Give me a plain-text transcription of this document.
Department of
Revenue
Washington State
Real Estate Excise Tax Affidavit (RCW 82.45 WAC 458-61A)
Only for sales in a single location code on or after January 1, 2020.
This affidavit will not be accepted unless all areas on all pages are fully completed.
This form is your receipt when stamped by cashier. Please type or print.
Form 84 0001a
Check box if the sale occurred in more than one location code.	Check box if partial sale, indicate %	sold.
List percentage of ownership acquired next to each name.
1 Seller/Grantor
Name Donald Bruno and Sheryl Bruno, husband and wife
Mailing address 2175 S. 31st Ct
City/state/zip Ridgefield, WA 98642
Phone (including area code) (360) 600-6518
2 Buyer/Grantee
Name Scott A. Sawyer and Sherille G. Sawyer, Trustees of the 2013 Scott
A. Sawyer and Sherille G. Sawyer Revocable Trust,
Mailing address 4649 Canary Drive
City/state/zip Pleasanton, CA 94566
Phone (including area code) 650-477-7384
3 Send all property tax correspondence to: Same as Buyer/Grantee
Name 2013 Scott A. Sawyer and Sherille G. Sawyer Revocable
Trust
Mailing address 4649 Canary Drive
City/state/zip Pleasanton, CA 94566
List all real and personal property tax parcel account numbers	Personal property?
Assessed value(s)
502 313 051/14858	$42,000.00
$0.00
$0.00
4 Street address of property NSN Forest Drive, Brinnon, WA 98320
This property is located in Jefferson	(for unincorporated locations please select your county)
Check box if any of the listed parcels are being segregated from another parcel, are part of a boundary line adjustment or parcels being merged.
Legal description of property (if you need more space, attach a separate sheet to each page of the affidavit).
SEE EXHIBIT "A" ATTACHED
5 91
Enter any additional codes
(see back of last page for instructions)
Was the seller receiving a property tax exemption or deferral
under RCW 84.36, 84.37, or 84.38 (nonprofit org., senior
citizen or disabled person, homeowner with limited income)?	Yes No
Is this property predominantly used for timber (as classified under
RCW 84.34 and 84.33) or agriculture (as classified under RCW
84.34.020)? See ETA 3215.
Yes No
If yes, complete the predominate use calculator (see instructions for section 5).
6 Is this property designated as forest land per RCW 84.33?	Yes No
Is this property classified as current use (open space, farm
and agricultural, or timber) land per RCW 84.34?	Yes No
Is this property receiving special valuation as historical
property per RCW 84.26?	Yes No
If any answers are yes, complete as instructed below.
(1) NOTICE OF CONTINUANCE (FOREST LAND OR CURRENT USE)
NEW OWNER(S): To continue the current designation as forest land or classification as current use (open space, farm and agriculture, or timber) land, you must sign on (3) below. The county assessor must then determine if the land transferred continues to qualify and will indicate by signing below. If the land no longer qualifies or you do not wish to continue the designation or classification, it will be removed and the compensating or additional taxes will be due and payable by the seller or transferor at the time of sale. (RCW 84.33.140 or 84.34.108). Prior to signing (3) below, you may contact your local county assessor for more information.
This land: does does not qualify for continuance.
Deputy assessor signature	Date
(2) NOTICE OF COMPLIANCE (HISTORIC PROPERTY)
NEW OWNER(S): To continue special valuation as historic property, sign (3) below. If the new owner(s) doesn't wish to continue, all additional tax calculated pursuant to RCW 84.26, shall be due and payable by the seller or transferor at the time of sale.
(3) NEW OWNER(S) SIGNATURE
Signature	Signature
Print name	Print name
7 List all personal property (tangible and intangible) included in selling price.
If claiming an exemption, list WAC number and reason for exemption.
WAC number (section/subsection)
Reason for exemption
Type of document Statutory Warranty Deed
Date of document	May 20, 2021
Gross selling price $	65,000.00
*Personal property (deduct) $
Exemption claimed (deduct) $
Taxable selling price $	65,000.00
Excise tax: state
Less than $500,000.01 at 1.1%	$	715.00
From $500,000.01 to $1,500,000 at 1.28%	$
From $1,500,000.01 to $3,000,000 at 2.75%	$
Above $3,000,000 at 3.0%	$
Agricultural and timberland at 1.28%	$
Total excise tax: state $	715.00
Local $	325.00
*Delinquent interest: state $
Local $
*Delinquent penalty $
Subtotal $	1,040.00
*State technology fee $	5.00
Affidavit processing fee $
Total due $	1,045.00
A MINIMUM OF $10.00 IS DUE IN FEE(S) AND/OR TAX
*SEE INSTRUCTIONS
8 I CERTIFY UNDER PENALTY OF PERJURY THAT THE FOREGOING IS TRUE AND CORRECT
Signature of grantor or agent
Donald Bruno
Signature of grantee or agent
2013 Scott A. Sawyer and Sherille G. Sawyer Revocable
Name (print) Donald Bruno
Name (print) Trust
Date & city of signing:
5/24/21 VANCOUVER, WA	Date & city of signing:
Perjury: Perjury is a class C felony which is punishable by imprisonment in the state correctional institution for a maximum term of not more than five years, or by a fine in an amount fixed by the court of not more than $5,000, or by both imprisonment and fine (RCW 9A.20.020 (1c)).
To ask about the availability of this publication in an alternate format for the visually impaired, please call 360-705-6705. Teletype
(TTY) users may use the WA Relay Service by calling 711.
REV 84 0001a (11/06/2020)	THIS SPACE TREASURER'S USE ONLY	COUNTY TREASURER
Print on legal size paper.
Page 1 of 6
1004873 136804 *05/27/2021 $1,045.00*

▸ **BRIEF**:
For each line of the entries that includes "signing", show that line.

▸ **COMPLETE OUTPUT**:
NEW OWNER(S): To continue the current designation as forest land or classification as current use (open space, farm and agriculture, or timber) land, you must sign on (3) below. The county assessor must then determine if the land transferred continues to qualify and will indicate by signing below. If the land no longer qualifies or you do not wish to continue the designation or classification, it will be removed and the compensating or additional taxes will be due and payable by the seller or transferor at the time of sale. (RCW 84.33.140 or 84.34.108). Prior to signing (3) below, you may contact your local county assessor for more information.
Date & city of signing:
5/24/21 VANCOUVER, WA	Date & city of signing:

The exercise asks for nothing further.